### To be done
Extract each line where the string "Frau" shows up.
[BEGIN Data for this exercise]
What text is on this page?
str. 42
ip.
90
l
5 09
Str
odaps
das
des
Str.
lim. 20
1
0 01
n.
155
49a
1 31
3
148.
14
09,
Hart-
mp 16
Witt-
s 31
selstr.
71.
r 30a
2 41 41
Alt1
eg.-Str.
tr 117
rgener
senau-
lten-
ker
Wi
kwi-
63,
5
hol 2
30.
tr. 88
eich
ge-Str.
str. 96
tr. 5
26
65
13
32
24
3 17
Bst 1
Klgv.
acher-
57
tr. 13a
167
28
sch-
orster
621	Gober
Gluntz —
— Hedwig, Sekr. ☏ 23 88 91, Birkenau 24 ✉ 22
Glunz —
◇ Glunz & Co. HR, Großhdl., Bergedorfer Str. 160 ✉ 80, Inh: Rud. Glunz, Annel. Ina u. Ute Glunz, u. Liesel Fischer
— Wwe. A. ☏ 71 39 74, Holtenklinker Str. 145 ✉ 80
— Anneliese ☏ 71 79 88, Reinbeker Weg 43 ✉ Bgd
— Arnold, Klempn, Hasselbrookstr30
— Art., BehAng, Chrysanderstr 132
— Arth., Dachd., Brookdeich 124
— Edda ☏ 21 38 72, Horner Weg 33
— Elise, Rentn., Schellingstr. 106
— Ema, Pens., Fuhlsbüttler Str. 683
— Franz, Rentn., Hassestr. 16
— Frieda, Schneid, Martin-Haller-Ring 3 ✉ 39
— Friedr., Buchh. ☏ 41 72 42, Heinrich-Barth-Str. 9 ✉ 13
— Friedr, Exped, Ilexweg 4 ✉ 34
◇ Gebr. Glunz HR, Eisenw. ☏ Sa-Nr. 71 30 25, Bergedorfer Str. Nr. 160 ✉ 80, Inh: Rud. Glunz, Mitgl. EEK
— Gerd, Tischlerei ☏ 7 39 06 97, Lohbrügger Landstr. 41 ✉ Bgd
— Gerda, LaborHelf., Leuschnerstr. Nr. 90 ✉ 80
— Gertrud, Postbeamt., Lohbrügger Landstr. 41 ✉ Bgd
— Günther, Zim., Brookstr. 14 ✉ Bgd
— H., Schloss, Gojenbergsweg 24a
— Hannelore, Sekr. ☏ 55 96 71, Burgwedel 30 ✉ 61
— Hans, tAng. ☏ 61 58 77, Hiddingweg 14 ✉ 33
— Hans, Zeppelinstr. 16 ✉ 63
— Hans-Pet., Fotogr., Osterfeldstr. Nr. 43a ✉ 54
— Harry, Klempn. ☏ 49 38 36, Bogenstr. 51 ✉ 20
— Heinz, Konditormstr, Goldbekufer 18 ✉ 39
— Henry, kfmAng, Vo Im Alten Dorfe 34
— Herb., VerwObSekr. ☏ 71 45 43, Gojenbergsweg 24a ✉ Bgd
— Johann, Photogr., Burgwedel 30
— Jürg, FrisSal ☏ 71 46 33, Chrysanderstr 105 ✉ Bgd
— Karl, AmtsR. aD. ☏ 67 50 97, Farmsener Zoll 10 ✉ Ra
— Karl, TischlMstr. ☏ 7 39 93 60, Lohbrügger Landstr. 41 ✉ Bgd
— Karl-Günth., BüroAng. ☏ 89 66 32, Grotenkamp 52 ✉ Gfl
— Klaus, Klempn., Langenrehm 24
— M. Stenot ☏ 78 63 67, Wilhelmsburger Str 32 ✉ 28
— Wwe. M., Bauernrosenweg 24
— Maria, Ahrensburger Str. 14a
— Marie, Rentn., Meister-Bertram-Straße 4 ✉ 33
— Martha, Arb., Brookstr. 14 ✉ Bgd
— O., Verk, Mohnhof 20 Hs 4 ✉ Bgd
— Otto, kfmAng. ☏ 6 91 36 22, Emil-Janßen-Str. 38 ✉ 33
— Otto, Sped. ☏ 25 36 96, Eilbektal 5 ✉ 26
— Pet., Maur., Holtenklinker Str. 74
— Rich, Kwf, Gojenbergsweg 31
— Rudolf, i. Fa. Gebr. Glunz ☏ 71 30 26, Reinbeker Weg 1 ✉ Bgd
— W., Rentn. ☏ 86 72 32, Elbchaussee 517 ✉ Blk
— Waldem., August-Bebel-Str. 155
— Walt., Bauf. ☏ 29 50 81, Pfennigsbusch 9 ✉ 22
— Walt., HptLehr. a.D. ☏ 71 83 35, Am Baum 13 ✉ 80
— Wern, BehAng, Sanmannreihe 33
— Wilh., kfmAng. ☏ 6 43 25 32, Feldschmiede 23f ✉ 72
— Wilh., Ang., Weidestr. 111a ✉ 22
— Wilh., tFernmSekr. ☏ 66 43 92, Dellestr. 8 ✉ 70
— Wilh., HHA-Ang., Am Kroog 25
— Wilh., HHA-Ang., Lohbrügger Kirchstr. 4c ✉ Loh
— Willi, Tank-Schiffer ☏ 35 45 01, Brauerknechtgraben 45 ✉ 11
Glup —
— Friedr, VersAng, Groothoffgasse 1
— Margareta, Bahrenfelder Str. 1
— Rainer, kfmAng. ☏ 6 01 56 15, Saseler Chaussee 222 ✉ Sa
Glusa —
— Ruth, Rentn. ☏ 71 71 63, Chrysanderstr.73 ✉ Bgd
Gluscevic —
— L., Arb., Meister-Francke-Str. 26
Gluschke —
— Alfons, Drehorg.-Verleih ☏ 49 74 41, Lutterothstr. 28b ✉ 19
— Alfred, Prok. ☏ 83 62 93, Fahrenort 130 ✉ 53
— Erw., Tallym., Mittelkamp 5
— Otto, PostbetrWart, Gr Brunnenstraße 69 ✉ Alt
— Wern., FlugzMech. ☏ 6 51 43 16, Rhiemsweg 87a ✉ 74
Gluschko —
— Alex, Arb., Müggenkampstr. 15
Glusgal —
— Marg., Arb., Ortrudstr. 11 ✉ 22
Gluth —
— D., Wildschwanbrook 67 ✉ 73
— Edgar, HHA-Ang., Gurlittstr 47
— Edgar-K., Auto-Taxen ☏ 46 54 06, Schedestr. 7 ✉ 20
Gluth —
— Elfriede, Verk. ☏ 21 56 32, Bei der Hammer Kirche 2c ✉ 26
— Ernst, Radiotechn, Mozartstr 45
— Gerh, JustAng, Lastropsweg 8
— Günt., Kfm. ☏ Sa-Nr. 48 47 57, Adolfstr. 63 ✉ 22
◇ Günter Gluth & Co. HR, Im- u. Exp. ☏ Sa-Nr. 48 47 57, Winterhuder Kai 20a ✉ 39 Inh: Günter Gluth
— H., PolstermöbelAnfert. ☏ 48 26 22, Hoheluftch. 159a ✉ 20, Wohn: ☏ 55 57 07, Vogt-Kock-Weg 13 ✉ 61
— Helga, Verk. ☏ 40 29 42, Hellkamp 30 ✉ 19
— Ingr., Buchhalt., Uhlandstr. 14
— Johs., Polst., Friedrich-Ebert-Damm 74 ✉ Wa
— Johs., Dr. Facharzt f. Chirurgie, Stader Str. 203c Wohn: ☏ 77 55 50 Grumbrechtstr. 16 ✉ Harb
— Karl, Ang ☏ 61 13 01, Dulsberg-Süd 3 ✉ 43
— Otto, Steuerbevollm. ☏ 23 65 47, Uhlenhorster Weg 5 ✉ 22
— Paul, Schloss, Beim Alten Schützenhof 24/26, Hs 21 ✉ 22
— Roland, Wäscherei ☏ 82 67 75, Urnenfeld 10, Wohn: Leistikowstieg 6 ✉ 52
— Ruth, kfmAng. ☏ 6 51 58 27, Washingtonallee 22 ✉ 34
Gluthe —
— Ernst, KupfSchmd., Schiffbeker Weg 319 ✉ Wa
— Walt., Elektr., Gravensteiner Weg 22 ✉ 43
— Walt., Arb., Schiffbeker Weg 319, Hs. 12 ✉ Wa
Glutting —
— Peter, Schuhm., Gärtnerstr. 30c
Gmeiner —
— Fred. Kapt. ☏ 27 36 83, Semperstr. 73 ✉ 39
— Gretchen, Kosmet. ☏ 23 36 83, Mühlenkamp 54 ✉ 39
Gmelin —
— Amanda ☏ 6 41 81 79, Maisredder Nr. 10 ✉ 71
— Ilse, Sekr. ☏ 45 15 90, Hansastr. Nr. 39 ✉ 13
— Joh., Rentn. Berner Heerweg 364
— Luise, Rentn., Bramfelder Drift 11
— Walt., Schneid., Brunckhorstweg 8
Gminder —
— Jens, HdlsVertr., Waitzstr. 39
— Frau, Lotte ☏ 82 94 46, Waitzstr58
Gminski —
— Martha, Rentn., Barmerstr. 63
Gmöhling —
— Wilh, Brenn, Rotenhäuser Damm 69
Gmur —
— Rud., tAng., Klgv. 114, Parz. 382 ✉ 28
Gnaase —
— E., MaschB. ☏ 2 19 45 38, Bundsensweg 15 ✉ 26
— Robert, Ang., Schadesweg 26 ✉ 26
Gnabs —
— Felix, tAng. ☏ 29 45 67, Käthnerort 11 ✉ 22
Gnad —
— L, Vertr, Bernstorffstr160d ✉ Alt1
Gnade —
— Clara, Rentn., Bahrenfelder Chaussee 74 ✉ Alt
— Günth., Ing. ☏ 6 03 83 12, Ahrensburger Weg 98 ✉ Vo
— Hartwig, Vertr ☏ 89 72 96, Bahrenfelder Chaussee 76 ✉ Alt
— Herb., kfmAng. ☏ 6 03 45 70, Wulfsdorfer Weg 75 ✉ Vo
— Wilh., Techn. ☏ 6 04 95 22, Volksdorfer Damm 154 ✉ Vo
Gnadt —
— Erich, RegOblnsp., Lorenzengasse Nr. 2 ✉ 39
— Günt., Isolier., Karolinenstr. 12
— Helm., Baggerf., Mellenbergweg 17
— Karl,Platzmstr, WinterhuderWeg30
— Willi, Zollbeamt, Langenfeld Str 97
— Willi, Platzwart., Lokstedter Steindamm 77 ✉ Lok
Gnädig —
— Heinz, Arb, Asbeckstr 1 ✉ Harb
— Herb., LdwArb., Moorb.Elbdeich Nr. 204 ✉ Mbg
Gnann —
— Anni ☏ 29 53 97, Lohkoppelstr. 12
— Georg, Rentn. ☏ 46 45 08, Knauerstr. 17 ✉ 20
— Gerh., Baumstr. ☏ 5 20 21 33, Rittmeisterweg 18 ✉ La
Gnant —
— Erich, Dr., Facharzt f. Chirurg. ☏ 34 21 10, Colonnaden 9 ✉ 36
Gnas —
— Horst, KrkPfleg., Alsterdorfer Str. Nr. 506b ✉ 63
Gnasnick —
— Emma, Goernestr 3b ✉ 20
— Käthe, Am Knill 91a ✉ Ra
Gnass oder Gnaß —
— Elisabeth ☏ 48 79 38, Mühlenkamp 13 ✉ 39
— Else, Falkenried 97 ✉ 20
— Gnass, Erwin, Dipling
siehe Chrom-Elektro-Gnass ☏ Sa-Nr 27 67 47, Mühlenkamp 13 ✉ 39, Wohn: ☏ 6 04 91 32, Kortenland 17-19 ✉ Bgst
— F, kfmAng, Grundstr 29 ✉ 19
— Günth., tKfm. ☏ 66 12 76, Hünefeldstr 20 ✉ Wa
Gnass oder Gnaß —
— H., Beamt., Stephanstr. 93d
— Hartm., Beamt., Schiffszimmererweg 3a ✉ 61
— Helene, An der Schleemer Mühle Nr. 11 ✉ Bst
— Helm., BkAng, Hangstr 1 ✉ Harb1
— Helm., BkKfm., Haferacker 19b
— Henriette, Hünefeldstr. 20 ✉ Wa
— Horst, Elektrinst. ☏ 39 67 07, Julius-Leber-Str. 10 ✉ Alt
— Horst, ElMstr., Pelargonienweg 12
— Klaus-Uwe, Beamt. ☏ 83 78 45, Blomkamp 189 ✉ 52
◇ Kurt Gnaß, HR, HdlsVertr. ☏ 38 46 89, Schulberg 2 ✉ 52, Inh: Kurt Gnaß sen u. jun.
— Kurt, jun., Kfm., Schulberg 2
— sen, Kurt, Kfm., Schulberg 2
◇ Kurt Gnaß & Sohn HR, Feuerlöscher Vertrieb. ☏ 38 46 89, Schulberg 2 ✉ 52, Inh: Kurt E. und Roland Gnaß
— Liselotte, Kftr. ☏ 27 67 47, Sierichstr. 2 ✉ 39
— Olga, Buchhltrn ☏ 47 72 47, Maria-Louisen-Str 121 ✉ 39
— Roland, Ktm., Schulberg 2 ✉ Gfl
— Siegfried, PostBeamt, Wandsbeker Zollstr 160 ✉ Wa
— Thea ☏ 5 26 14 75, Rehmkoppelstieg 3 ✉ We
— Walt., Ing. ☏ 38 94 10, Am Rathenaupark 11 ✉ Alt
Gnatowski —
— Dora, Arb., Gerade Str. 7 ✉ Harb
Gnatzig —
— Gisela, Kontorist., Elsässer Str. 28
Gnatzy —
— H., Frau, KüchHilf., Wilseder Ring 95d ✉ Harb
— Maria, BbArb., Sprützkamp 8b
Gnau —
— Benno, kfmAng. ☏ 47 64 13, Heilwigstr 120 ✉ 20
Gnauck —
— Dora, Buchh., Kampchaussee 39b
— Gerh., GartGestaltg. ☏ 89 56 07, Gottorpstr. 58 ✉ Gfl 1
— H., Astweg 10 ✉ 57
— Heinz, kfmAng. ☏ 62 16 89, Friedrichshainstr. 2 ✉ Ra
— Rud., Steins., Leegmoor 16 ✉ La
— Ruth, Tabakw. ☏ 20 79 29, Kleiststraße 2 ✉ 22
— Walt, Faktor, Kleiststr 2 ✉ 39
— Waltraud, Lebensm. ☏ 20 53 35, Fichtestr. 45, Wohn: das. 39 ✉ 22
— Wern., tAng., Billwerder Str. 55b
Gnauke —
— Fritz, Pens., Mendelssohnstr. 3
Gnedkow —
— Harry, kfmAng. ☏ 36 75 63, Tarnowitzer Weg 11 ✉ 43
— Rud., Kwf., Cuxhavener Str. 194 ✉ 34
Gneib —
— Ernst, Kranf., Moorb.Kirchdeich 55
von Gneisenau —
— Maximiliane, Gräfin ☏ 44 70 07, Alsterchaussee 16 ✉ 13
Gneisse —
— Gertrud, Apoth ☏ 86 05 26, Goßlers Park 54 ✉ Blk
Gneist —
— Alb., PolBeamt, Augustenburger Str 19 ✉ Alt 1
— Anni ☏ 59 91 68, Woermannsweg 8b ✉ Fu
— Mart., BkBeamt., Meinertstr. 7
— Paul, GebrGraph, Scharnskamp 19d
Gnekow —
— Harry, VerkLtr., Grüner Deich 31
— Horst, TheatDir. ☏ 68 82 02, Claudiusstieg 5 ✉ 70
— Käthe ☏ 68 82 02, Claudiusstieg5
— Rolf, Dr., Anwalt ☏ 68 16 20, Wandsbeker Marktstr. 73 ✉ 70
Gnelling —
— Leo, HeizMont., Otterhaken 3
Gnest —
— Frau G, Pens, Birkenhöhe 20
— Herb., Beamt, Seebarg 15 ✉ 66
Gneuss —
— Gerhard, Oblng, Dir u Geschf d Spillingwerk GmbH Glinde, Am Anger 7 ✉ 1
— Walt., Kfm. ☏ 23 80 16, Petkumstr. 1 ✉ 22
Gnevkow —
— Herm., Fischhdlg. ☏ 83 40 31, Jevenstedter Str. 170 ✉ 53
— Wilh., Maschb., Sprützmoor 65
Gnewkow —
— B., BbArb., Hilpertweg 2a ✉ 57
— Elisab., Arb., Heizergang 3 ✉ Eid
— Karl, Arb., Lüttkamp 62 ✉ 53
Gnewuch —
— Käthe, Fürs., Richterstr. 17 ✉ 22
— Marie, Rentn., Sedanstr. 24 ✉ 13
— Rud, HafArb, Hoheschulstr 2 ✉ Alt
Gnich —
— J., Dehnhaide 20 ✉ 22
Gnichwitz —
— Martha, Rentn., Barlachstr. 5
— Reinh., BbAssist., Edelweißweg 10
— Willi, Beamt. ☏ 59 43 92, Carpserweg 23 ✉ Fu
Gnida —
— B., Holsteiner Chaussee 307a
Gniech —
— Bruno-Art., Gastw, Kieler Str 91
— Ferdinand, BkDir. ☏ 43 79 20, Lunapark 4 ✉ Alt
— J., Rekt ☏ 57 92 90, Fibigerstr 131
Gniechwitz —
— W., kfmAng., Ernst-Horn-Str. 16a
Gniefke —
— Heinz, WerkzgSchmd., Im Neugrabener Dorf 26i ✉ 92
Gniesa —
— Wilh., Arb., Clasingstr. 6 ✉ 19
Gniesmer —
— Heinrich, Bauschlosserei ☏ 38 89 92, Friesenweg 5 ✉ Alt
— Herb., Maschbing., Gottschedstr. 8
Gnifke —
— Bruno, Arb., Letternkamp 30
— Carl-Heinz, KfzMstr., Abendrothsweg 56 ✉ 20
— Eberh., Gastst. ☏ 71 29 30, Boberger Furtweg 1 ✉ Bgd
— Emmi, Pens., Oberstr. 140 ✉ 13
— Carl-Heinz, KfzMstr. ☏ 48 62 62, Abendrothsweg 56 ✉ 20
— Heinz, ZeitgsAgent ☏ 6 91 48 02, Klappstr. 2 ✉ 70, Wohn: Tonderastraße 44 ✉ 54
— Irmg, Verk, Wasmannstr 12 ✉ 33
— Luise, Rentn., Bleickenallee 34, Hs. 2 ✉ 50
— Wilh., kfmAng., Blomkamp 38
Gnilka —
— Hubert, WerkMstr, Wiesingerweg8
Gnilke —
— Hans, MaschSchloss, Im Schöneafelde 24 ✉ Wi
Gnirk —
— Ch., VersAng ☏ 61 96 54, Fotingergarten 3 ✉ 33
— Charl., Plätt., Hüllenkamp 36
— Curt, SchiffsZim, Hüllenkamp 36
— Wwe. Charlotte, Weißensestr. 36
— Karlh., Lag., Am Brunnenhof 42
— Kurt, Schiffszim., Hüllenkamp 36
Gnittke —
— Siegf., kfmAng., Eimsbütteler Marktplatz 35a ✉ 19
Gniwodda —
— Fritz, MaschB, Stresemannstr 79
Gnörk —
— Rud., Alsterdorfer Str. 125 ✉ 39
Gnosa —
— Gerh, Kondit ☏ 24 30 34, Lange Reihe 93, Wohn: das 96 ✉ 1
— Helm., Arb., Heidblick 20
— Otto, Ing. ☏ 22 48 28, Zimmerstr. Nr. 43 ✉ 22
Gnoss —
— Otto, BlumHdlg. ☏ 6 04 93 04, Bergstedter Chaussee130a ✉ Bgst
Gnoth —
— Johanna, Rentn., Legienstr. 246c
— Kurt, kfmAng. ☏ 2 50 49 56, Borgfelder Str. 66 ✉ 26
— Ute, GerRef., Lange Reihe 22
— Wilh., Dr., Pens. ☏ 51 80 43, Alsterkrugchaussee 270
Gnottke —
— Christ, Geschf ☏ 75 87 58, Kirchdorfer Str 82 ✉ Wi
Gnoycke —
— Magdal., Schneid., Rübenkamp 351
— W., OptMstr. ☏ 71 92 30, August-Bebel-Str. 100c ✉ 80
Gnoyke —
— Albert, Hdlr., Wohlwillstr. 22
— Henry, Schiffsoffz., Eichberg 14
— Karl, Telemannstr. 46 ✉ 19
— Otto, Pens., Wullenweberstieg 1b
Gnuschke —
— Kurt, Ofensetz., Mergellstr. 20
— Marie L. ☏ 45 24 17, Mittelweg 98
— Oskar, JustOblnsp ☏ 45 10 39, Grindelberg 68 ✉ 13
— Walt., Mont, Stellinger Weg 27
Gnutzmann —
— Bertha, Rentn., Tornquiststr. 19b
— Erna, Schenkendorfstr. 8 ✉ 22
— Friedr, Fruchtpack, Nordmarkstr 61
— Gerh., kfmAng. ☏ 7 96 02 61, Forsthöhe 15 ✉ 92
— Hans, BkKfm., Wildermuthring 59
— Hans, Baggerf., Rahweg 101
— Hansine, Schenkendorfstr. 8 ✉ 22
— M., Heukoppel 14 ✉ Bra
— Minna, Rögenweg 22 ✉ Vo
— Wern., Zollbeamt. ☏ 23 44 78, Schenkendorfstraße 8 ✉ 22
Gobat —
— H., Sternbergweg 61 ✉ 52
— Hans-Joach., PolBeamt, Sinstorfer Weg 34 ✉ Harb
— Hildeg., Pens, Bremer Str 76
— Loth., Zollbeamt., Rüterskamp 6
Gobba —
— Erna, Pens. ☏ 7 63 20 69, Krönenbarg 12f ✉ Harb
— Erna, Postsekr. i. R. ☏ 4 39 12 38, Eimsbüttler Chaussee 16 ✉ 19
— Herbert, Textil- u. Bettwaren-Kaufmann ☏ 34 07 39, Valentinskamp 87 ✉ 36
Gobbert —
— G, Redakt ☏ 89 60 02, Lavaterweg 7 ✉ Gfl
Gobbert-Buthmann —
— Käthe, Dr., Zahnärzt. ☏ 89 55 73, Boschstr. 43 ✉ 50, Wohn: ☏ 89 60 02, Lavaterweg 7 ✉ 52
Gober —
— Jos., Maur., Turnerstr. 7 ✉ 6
[END Data for this exercise]
### Solution for this task
— Frau, Lotte ☏ 82 94 46, Waitzstr58
— H., Frau, KüchHilf., Wilseder Ring 95d ✉ Harb
— Frau G, Pens, Birkenhöhe 20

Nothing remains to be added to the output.